Directions - Scan the records below. List lines holding "this".

Stored data
════════════════════
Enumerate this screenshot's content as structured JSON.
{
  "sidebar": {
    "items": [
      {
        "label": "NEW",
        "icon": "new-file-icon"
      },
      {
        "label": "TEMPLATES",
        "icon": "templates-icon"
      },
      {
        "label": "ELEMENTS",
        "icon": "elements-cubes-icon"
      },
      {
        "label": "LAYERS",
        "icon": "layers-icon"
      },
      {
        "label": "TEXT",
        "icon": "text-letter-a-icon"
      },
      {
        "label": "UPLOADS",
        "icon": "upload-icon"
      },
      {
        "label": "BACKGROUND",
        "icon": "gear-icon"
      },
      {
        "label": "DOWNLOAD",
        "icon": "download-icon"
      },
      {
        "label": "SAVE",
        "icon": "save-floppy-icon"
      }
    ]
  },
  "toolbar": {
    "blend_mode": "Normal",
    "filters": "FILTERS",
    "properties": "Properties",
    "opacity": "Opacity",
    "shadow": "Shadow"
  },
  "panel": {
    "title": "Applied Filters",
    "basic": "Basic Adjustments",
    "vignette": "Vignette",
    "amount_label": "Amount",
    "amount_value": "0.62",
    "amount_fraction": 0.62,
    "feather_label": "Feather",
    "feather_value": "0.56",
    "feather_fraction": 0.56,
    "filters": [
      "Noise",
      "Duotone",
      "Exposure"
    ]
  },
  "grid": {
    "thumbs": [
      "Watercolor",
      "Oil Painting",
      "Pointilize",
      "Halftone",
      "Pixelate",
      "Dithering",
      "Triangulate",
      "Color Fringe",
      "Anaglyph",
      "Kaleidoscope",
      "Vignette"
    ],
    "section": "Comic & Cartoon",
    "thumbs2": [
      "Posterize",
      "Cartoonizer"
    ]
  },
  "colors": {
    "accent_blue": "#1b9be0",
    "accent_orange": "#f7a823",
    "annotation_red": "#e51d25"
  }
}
════════════════════
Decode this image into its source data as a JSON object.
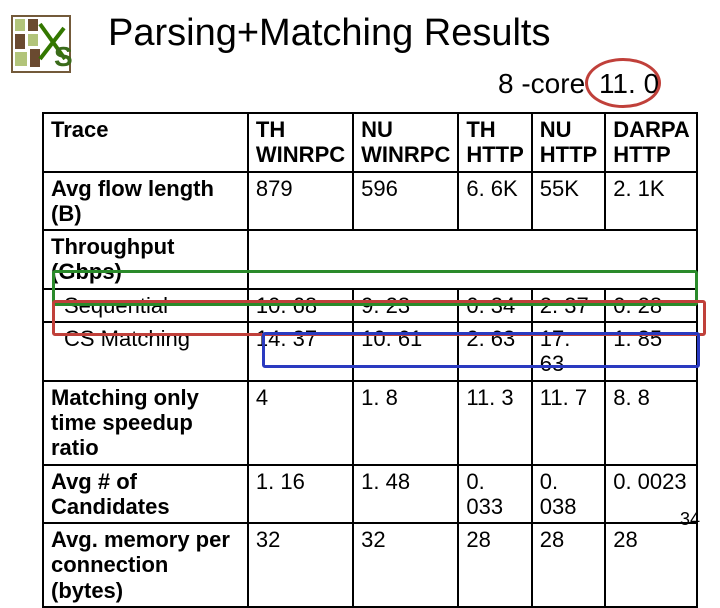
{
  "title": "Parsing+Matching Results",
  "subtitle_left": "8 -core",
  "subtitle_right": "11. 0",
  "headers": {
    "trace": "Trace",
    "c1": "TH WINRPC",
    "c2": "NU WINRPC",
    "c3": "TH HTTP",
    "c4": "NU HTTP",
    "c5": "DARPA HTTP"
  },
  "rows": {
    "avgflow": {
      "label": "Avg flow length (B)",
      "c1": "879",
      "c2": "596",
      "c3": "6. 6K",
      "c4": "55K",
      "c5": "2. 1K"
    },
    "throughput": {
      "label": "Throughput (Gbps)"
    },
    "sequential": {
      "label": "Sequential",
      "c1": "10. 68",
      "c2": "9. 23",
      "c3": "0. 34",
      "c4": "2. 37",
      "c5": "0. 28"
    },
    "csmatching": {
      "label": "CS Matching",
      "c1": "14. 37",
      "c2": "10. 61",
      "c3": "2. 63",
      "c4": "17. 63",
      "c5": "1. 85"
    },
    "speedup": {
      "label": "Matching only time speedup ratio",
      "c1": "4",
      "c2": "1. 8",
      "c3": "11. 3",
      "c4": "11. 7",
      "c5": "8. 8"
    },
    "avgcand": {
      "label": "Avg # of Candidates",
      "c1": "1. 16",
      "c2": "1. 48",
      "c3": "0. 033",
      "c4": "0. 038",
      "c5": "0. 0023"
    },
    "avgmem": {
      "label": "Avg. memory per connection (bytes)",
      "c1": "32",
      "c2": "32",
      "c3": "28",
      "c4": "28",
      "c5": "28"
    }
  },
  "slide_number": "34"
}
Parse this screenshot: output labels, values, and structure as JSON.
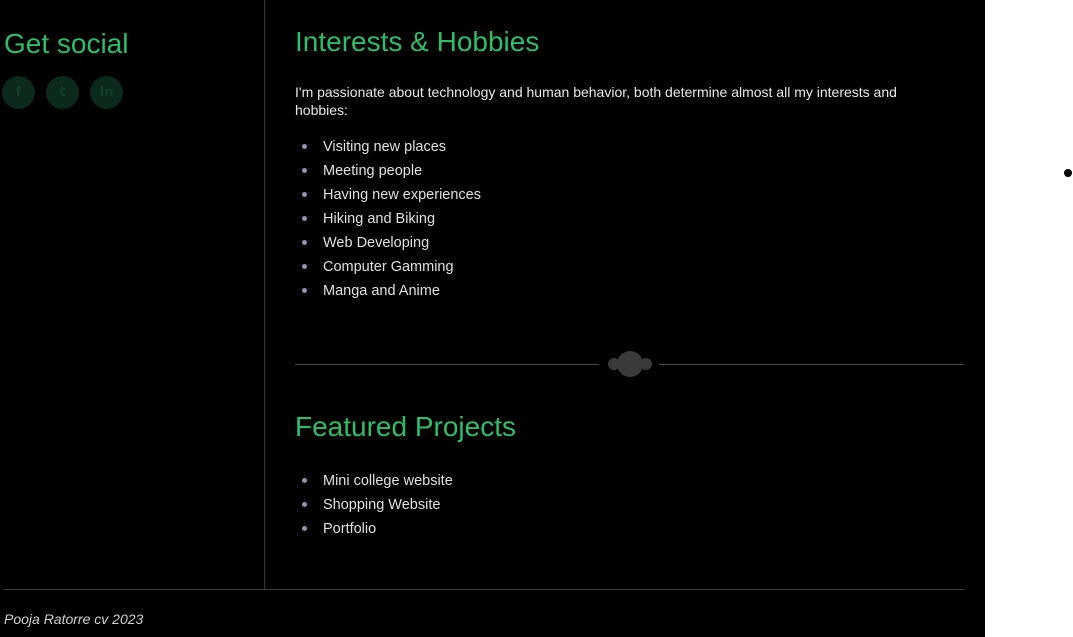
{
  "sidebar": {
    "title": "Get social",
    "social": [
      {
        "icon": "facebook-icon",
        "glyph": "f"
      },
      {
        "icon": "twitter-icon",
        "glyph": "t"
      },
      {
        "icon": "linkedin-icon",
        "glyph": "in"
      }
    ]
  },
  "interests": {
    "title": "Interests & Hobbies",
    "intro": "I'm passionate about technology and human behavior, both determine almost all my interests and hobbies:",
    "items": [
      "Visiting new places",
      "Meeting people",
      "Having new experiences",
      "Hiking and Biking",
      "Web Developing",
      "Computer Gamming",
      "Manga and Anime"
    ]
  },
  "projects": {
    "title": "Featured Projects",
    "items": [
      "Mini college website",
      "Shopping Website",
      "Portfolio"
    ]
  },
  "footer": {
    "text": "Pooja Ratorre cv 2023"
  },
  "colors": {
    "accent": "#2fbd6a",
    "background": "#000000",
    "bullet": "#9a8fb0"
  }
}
════════════════════
Reply -
Enumerate this screenshot's content as structured JSON.
Decode this image into its source data as a JSON object.
Parse this screenshot: output labels, values, and structure as JSON.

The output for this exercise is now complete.